Data entries
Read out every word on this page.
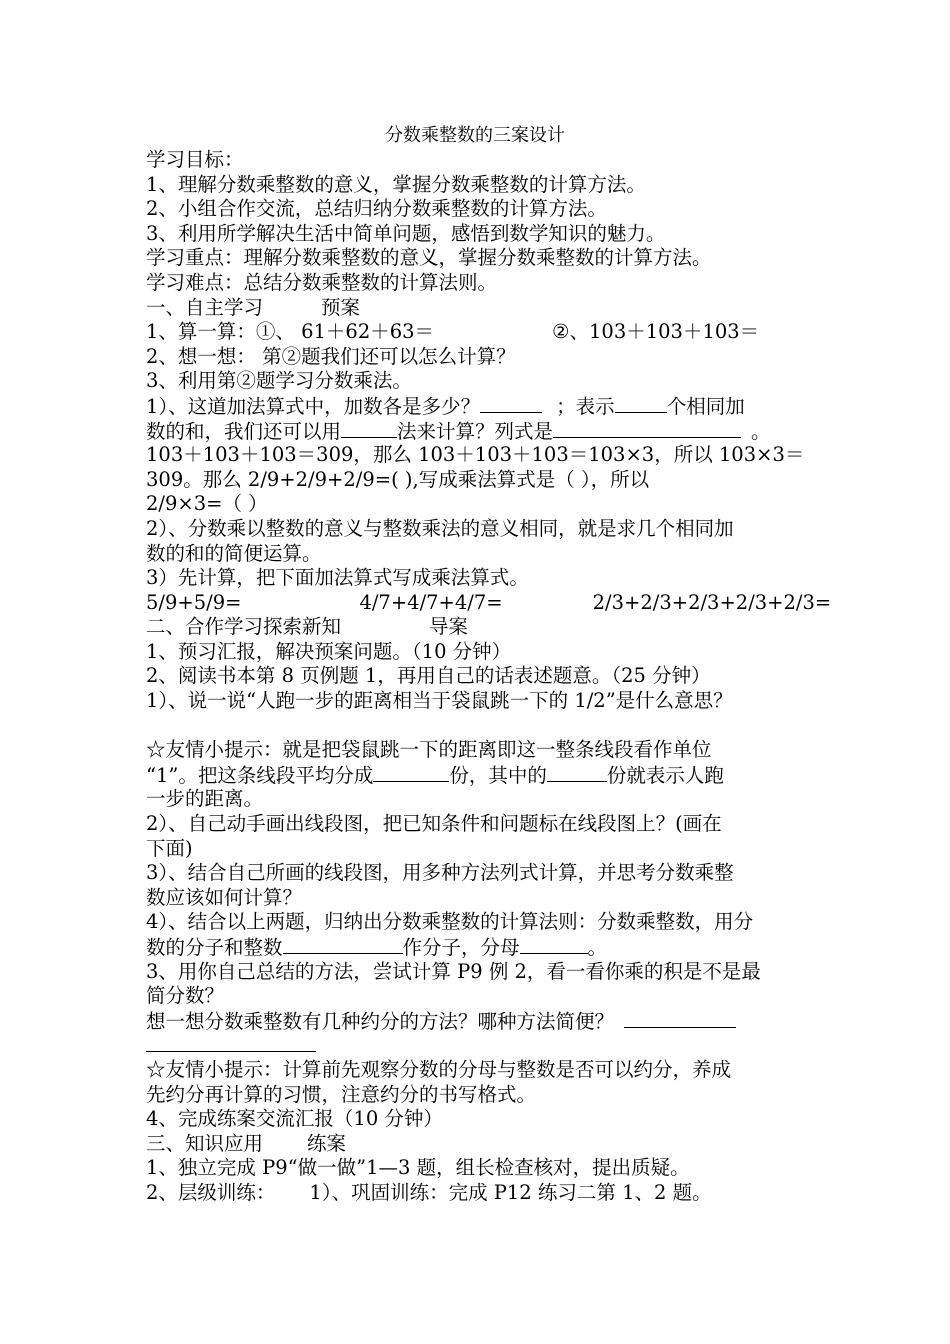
分数乘整数的三案设计
学习目标：
1、理解分数乘整数的意义，掌握分数乘整数的计算方法。
2、小组合作交流，总结归纳分数乘整数的计算方法。
3、利用所学解决生活中简单问题，感悟到数学知识的魅力。
学习重点：理解分数乘整数的意义，掌握分数乘整数的计算方法。
学习难点：总结分数乘整数的计算法则。
一、自主学习	预案
1、算一算：①、 61＋62＋63＝	②、103＋103＋103＝
2、想一想： 第②题我们还可以怎么计算？
3、利用第②题学习分数乘法。
1）、这道加法算式中，加数各是多少？	；表示	个相同加
数的和，我们还可以用	法来计算？列式是	。
103＋103＋103＝309，那么 103＋103＋103＝103×3，所以 103×3＝
309。那么 2/9+2/9+2/9=( ),写成乘法算式是（ ），所以
2/9×3=（ ）
2）、分数乘以整数的意义与整数乘法的意义相同，就是求几个相同加
数的和的简便运算。
3）先计算，把下面加法算式写成乘法算式。
5/9+5/9=	4/7+4/7+4/7=	2/3+2/3+2/3+2/3+2/3=
二、合作学习探索新知	导案
1、预习汇报，解决预案问题。（10 分钟）
2、阅读书本第 8 页例题 1，再用自己的话表述题意。（25 分钟）
1）、说一说“人跑一步的距离相当于袋鼠跳一下的 1/2”是什么意思？
☆友情小提示：就是把袋鼠跳一下的距离即这一整条线段看作单位
“1”。把这条线段平均分成	份，其中的	份就表示人跑
一步的距离。
2）、自己动手画出线段图，把已知条件和问题标在线段图上？(画在
下面)
3）、结合自己所画的线段图，用多种方法列式计算，并思考分数乘整
数应该如何计算？
4）、结合以上两题，归纳出分数乘整数的计算法则：分数乘整数，用分
数的分子和整数	作分子，分母	。
3、用你自己总结的方法，尝试计算 P9 例 2，看一看你乘的积是不是最
简分数？
想一想分数乘整数有几种约分的方法？哪种方法简便？
☆友情小提示：计算前先观察分数的分母与整数是否可以约分，养成
先约分再计算的习惯，注意约分的书写格式。
4、完成练案交流汇报（10 分钟）
三、知识应用 练案
1、独立完成 P9“做一做”1—3 题，组长检查核对，提出质疑。
2、层级训练： 1）、巩固训练：完成 P12 练习二第 1、2 题。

■ WHAT YOU HAVE TO DO: Extract each line holding the string "理解分数乘整数的意义".

■ THE REPLY:
1、理解分数乘整数的意义，掌握分数乘整数的计算方法。
学习重点：理解分数乘整数的意义，掌握分数乘整数的计算方法。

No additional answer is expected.